--- Input records ---

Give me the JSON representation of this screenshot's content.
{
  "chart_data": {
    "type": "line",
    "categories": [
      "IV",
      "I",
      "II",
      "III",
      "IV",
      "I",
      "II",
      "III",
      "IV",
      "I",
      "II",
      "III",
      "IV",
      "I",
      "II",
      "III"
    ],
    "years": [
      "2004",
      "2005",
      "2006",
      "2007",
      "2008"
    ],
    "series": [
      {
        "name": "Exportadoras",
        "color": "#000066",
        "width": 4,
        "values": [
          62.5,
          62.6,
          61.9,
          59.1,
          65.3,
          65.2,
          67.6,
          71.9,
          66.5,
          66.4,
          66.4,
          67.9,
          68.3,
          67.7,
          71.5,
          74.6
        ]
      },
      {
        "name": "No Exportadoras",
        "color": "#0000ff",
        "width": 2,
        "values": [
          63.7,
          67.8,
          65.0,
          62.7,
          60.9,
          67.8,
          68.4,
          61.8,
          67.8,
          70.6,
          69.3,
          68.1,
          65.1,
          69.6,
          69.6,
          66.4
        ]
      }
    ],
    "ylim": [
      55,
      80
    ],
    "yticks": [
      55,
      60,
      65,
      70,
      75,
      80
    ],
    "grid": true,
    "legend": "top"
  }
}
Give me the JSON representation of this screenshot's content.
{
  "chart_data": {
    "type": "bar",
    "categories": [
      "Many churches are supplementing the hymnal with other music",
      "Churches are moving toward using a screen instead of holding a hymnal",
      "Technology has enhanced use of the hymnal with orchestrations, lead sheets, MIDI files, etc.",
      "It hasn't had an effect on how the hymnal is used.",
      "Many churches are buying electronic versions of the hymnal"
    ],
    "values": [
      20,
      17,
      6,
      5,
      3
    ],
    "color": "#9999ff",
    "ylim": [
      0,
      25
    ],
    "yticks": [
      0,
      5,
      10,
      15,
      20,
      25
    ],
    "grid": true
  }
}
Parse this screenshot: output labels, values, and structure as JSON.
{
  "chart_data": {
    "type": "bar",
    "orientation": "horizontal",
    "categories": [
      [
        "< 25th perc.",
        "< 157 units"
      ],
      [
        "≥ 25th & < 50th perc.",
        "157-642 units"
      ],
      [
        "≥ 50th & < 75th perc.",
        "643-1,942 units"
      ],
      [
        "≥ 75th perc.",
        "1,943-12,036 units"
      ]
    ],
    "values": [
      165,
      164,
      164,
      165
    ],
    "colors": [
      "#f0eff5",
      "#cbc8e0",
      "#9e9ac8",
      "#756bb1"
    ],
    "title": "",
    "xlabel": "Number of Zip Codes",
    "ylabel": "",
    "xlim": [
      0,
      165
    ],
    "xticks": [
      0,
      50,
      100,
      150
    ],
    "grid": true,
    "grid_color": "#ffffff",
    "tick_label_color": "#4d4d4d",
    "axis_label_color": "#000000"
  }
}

---

■ Work instructions ■
Copy each line of the data that contains the word "name".

■ Result ■
        "name": "Exportadoras",
        "name": "No Exportadoras",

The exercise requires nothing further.